[Excerpt from a dataset]
+ + +

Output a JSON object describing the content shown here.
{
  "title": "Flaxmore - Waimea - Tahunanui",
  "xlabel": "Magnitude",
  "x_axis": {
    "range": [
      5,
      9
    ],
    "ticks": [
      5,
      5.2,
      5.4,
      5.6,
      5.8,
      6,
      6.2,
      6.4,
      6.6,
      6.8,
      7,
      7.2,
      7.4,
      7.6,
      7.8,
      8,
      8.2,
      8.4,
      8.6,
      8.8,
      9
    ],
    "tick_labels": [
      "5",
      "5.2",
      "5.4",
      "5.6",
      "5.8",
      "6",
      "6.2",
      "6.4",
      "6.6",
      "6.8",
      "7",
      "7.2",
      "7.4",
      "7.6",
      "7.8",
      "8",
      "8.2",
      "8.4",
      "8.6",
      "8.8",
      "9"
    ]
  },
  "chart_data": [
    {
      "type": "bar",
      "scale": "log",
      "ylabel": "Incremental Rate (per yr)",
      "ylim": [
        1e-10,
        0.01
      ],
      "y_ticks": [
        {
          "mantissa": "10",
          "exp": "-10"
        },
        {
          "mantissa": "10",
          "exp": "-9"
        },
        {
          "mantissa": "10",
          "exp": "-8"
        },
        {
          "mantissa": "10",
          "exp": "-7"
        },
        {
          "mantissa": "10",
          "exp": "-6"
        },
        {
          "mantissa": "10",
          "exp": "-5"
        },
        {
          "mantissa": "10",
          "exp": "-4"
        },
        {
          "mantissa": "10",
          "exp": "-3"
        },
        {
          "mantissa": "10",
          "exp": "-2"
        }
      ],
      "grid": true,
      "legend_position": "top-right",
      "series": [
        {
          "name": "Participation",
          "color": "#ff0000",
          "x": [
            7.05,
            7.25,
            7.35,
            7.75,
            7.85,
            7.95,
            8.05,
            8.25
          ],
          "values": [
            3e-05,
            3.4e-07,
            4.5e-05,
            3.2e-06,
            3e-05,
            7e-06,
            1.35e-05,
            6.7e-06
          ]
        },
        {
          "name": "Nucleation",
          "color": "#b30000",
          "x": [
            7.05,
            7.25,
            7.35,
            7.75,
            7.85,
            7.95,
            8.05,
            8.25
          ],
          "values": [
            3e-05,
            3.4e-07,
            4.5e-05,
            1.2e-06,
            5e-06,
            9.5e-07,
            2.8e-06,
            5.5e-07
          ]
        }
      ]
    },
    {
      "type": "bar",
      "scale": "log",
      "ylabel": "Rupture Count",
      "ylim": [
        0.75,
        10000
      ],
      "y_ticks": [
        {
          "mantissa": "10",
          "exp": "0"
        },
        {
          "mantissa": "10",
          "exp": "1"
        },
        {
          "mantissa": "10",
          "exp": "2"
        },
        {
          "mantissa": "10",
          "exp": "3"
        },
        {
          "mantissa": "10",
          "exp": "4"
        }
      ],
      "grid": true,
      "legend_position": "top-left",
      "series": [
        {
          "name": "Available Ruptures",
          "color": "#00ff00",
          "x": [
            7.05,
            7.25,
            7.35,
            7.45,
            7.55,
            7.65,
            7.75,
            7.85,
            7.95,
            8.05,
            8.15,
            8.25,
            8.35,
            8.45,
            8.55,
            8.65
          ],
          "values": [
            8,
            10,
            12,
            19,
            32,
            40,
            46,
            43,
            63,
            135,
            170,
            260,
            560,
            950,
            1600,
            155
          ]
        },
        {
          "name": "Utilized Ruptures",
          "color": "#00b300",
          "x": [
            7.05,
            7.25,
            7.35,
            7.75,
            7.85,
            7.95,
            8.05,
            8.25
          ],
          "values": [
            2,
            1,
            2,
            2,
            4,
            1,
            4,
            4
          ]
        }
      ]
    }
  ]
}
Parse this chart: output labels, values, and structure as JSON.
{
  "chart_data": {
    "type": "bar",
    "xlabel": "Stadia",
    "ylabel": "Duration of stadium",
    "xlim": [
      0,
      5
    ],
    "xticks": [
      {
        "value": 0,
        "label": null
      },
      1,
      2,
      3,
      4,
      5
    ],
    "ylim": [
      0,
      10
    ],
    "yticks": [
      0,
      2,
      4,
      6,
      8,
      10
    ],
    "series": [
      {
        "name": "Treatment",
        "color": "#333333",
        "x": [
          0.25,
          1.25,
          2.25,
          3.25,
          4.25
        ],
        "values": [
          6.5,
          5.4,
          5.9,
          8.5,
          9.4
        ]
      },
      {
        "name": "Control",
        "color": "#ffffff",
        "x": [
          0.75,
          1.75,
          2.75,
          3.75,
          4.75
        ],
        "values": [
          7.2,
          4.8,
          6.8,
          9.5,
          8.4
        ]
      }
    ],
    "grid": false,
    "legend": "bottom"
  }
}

+ + +

[Set exercise] Every record above should be copied exactly.

[Solution for this problem]
Output a JSON object describing the content shown here.
{
  "title": "Flaxmore - Waimea - Tahunanui",
  "xlabel": "Magnitude",
  "x_axis": {
    "range": [
      5,
      9
    ],
    "ticks": [
      5,
      5.2,
      5.4,
      5.6,
      5.8,
      6,
      6.2,
      6.4,
      6.6,
      6.8,
      7,
      7.2,
      7.4,
      7.6,
      7.8,
      8,
      8.2,
      8.4,
      8.6,
      8.8,
      9
    ],
    "tick_labels": [
      "5",
      "5.2",
      "5.4",
      "5.6",
      "5.8",
      "6",
      "6.2",
      "6.4",
      "6.6",
      "6.8",
      "7",
      "7.2",
      "7.4",
      "7.6",
      "7.8",
      "8",
      "8.2",
      "8.4",
      "8.6",
      "8.8",
      "9"
    ]
  },
  "chart_data": [
    {
      "type": "bar",
      "scale": "log",
      "ylabel": "Incremental Rate (per yr)",
      "ylim": [
        1e-10,
        0.01
      ],
      "y_ticks": [
        {
          "mantissa": "10",
          "exp": "-10"
        },
        {
          "mantissa": "10",
          "exp": "-9"
        },
        {
          "mantissa": "10",
          "exp": "-8"
        },
        {
          "mantissa": "10",
          "exp": "-7"
        },
        {
          "mantissa": "10",
          "exp": "-6"
        },
        {
          "mantissa": "10",
          "exp": "-5"
        },
        {
          "mantissa": "10",
          "exp": "-4"
        },
        {
          "mantissa": "10",
          "exp": "-3"
        },
        {
          "mantissa": "10",
          "exp": "-2"
        }
      ],
      "grid": true,
      "legend_position": "top-right",
      "series": [
        {
          "name": "Participation",
          "color": "#ff0000",
          "x": [
            7.05,
            7.25,
            7.35,
            7.75,
            7.85,
            7.95,
            8.05,
            8.25
          ],
          "values": [
            3e-05,
            3.4e-07,
            4.5e-05,
            3.2e-06,
            3e-05,
            7e-06,
            1.35e-05,
            6.7e-06
          ]
        },
        {
          "name": "Nucleation",
          "color": "#b30000",
          "x": [
            7.05,
            7.25,
            7.35,
            7.75,
            7.85,
            7.95,
            8.05,
            8.25
          ],
          "values": [
            3e-05,
            3.4e-07,
            4.5e-05,
            1.2e-06,
            5e-06,
            9.5e-07,
            2.8e-06,
            5.5e-07
          ]
        }
      ]
    },
    {
      "type": "bar",
      "scale": "log",
      "ylabel": "Rupture Count",
      "ylim": [
        0.75,
        10000
      ],
      "y_ticks": [
        {
          "mantissa": "10",
          "exp": "0"
        },
        {
          "mantissa": "10",
          "exp": "1"
        },
        {
          "mantissa": "10",
          "exp": "2"
        },
        {
          "mantissa": "10",
          "exp": "3"
        },
        {
          "mantissa": "10",
          "exp": "4"
        }
      ],
      "grid": true,
      "legend_position": "top-left",
      "series": [
        {
          "name": "Available Ruptures",
          "color": "#00ff00",
          "x": [
            7.05,
            7.25,
            7.35,
            7.45,
            7.55,
            7.65,
            7.75,
            7.85,
            7.95,
            8.05,
            8.15,
            8.25,
            8.35,
            8.45,
            8.55,
            8.65
          ],
          "values": [
            8,
            10,
            12,
            19,
            32,
            40,
            46,
            43,
            63,
            135,
            170,
            260,
            560,
            950,
            1600,
            155
          ]
        },
        {
          "name": "Utilized Ruptures",
          "color": "#00b300",
          "x": [
            7.05,
            7.25,
            7.35,
            7.75,
            7.85,
            7.95,
            8.05,
            8.25
          ],
          "values": [
            2,
            1,
            2,
            2,
            4,
            1,
            4,
            4
          ]
        }
      ]
    }
  ]
}
Parse this chart: output labels, values, and structure as JSON.
{
  "chart_data": {
    "type": "bar",
    "xlabel": "Stadia",
    "ylabel": "Duration of stadium",
    "xlim": [
      0,
      5
    ],
    "xticks": [
      {
        "value": 0,
        "label": null
      },
      1,
      2,
      3,
      4,
      5
    ],
    "ylim": [
      0,
      10
    ],
    "yticks": [
      0,
      2,
      4,
      6,
      8,
      10
    ],
    "series": [
      {
        "name": "Treatment",
        "color": "#333333",
        "x": [
          0.25,
          1.25,
          2.25,
          3.25,
          4.25
        ],
        "values": [
          6.5,
          5.4,
          5.9,
          8.5,
          9.4
        ]
      },
      {
        "name": "Control",
        "color": "#ffffff",
        "x": [
          0.75,
          1.75,
          2.75,
          3.75,
          4.75
        ],
        "values": [
          7.2,
          4.8,
          6.8,
          9.5,
          8.4
        ]
      }
    ],
    "grid": false,
    "legend": "bottom"
  }
}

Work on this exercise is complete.